[START]

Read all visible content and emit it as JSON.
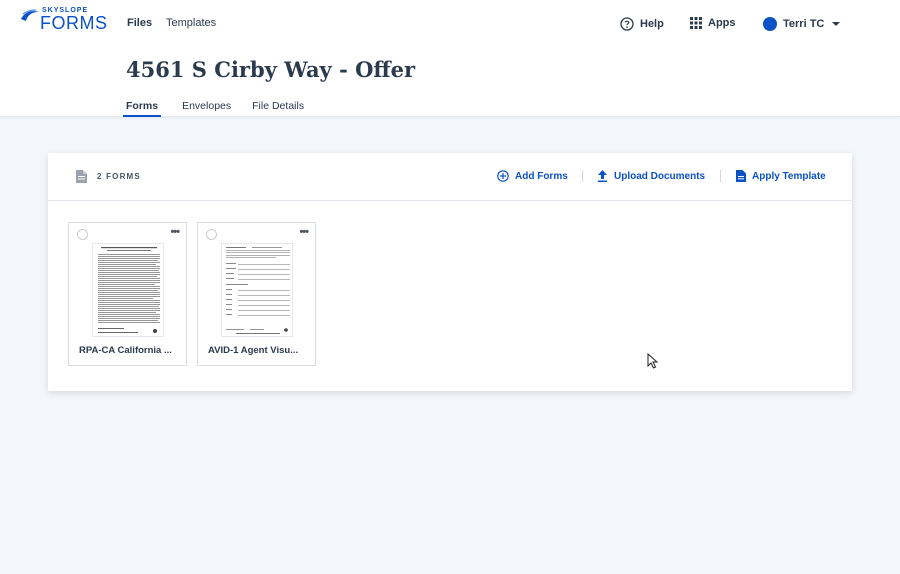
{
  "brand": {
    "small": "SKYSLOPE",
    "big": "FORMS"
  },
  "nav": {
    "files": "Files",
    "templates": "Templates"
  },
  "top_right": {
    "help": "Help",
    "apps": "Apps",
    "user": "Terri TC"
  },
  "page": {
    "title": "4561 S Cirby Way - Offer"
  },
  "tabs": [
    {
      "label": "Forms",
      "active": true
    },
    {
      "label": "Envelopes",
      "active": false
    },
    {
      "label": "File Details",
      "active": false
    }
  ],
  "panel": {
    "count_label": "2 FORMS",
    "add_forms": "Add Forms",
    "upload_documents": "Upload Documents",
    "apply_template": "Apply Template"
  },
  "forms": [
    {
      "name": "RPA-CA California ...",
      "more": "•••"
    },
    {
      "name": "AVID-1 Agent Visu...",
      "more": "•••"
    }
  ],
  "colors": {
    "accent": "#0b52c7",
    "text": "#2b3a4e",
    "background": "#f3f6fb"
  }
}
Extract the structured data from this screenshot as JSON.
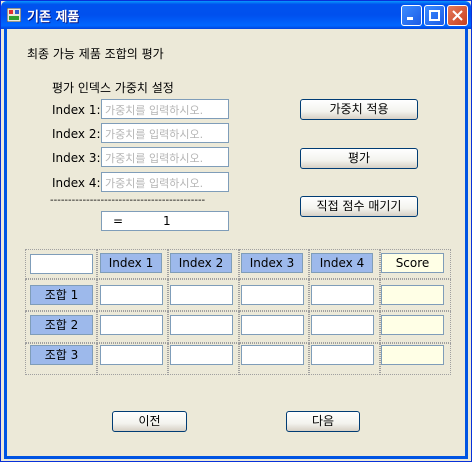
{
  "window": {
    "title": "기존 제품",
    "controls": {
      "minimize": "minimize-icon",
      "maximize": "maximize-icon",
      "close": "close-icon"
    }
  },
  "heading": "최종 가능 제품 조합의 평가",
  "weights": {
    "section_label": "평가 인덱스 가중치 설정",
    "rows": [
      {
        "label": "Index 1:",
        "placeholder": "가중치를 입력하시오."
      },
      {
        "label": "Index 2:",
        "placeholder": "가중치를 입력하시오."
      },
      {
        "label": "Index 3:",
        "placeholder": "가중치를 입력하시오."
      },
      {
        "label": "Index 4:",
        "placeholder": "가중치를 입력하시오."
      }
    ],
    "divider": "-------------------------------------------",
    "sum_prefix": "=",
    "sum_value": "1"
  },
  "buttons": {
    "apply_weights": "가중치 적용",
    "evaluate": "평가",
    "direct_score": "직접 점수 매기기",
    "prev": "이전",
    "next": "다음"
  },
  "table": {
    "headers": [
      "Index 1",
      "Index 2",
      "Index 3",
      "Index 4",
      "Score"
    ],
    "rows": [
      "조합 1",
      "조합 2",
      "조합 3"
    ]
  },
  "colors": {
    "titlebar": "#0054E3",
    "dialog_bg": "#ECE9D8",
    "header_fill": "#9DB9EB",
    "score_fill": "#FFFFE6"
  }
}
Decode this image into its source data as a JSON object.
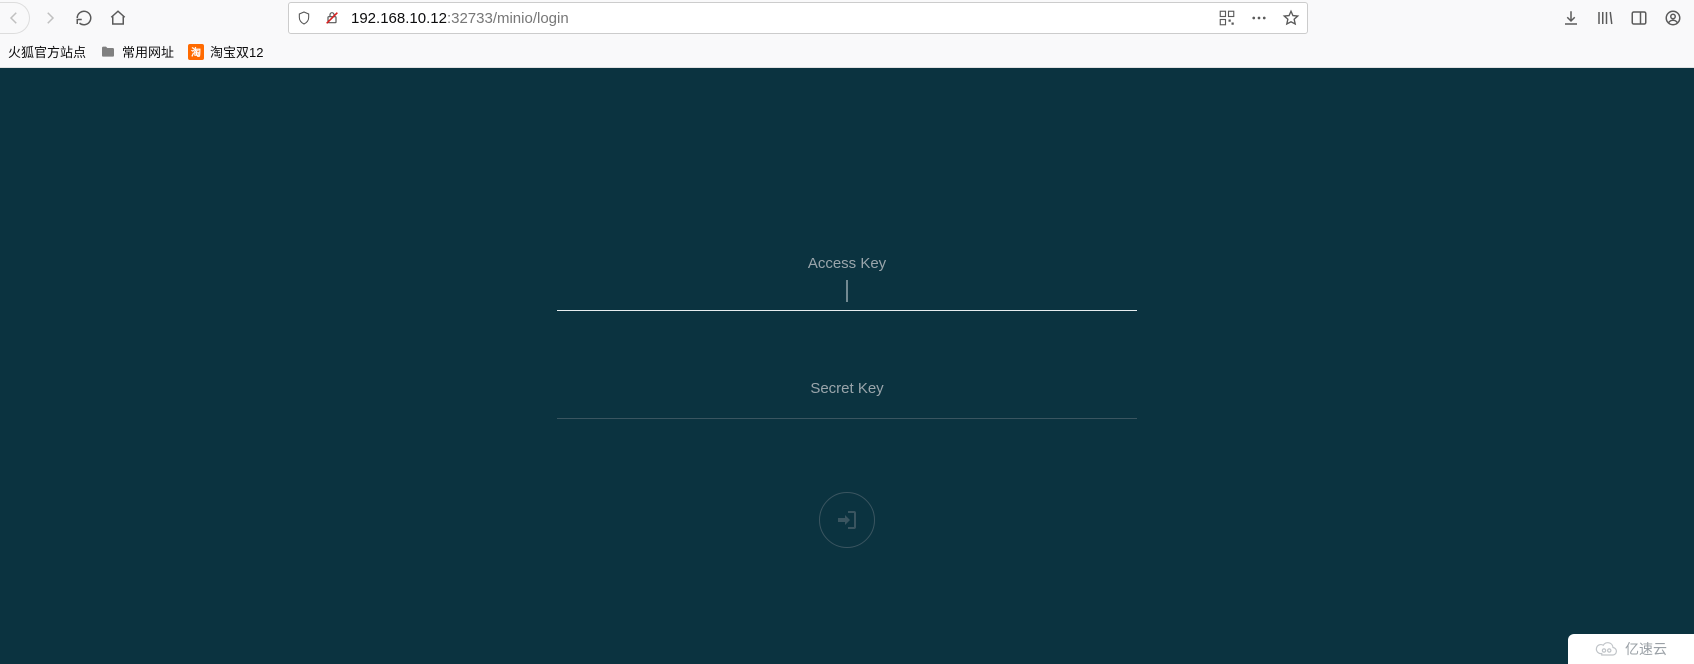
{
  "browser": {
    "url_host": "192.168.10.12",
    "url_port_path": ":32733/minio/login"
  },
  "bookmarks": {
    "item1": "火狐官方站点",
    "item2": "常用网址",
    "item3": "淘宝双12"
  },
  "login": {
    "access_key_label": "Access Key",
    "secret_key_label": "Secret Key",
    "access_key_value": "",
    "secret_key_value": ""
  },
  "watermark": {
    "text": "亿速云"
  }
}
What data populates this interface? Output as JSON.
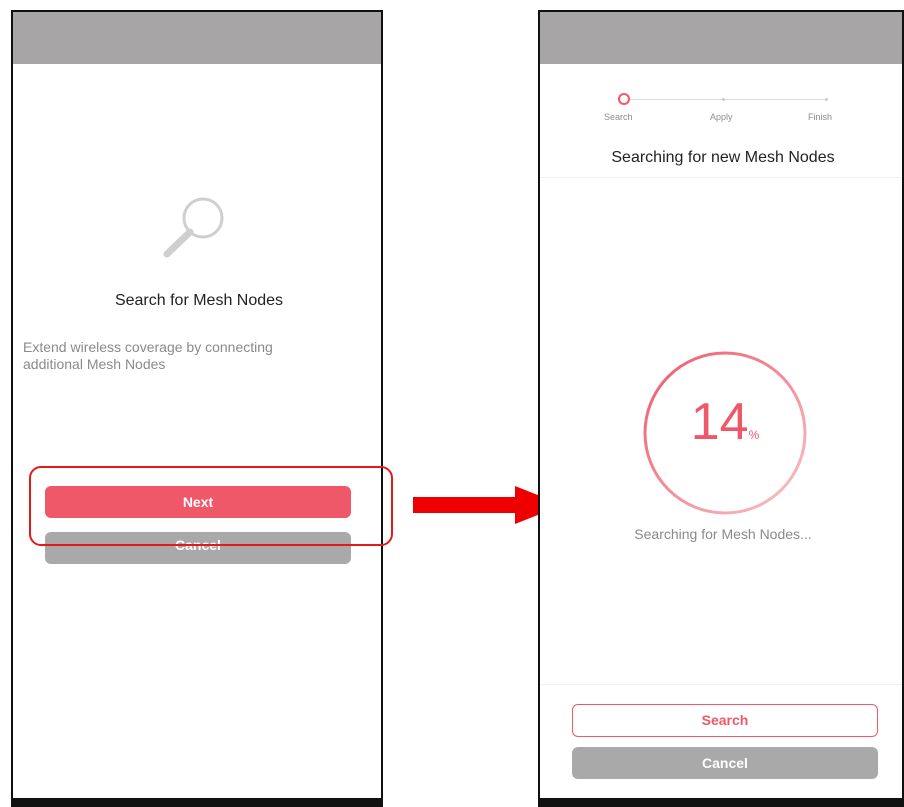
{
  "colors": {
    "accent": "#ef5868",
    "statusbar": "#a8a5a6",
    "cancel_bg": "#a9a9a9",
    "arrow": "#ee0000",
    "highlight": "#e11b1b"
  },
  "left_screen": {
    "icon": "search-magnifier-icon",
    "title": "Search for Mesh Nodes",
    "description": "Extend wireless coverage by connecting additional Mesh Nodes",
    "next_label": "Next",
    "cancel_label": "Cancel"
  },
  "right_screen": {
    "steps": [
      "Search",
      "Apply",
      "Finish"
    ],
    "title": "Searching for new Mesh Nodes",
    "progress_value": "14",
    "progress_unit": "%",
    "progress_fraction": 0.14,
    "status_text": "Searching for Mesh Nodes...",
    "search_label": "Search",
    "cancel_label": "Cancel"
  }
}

[END]

*WHAT YOU SHOULD DO:*
Omit the pictures, then output the rest of the listing exactly.

*TASK ANSWER:*
Read all visible content and emit it as JSON.
{
  "brand": {
    "small": "SKYSLOPE",
    "big": "FORMS"
  },
  "nav": {
    "files": "Files",
    "templates": "Templates"
  },
  "top_right": {
    "help": "Help",
    "apps": "Apps",
    "user": "Terri TC"
  },
  "page": {
    "title": "4561 S Cirby Way - Offer"
  },
  "tabs": [
    {
      "label": "Forms",
      "active": true
    },
    {
      "label": "Envelopes",
      "active": false
    },
    {
      "label": "File Details",
      "active": false
    }
  ],
  "panel": {
    "count_label": "2 FORMS",
    "add_forms": "Add Forms",
    "upload_documents": "Upload Documents",
    "apply_template": "Apply Template"
  },
  "forms": [
    {
      "name": "RPA-CA California ...",
      "more": "•••"
    },
    {
      "name": "AVID-1 Agent Visu...",
      "more": "•••"
    }
  ],
  "colors": {
    "accent": "#0b52c7",
    "text": "#2b3a4e",
    "background": "#f3f6fb"
  }
}
Extract the structured data from this screenshot as JSON.
{
  "window": {
    "title": "기존 제품",
    "controls": {
      "minimize": "minimize-icon",
      "maximize": "maximize-icon",
      "close": "close-icon"
    }
  },
  "heading": "최종 가능 제품 조합의 평가",
  "weights": {
    "section_label": "평가 인덱스 가중치 설정",
    "rows": [
      {
        "label": "Index 1:",
        "placeholder": "가중치를 입력하시오."
      },
      {
        "label": "Index 2:",
        "placeholder": "가중치를 입력하시오."
      },
      {
        "label": "Index 3:",
        "placeholder": "가중치를 입력하시오."
      },
      {
        "label": "Index 4:",
        "placeholder": "가중치를 입력하시오."
      }
    ],
    "divider": "-------------------------------------------",
    "sum_prefix": "=",
    "sum_value": "1"
  },
  "buttons": {
    "apply_weights": "가중치 적용",
    "evaluate": "평가",
    "direct_score": "직접 점수 매기기",
    "prev": "이전",
    "next": "다음"
  },
  "table": {
    "headers": [
      "Index 1",
      "Index 2",
      "Index 3",
      "Index 4",
      "Score"
    ],
    "rows": [
      "조합 1",
      "조합 2",
      "조합 3"
    ]
  },
  "colors": {
    "titlebar": "#0054E3",
    "dialog_bg": "#ECE9D8",
    "header_fill": "#9DB9EB",
    "score_fill": "#FFFFE6"
  }
}
Decode this image into its source data as a JSON object.
{
  "browser": {
    "url_host": "192.168.10.12",
    "url_port_path": ":32733/minio/login"
  },
  "bookmarks": {
    "item1": "火狐官方站点",
    "item2": "常用网址",
    "item3": "淘宝双12"
  },
  "login": {
    "access_key_label": "Access Key",
    "secret_key_label": "Secret Key",
    "access_key_value": "",
    "secret_key_value": ""
  },
  "watermark": {
    "text": "亿速云"
  }
}
What data populates this interface? Output as JSON.
{
  "colors": {
    "accent": "#ef5868",
    "statusbar": "#a8a5a6",
    "cancel_bg": "#a9a9a9",
    "arrow": "#ee0000",
    "highlight": "#e11b1b"
  },
  "left_screen": {
    "icon": "search-magnifier-icon",
    "title": "Search for Mesh Nodes",
    "description": "Extend wireless coverage by connecting additional Mesh Nodes",
    "next_label": "Next",
    "cancel_label": "Cancel"
  },
  "right_screen": {
    "steps": [
      "Search",
      "Apply",
      "Finish"
    ],
    "title": "Searching for new Mesh Nodes",
    "progress_value": "14",
    "progress_unit": "%",
    "progress_fraction": 0.14,
    "status_text": "Searching for Mesh Nodes...",
    "search_label": "Search",
    "cancel_label": "Cancel"
  }
}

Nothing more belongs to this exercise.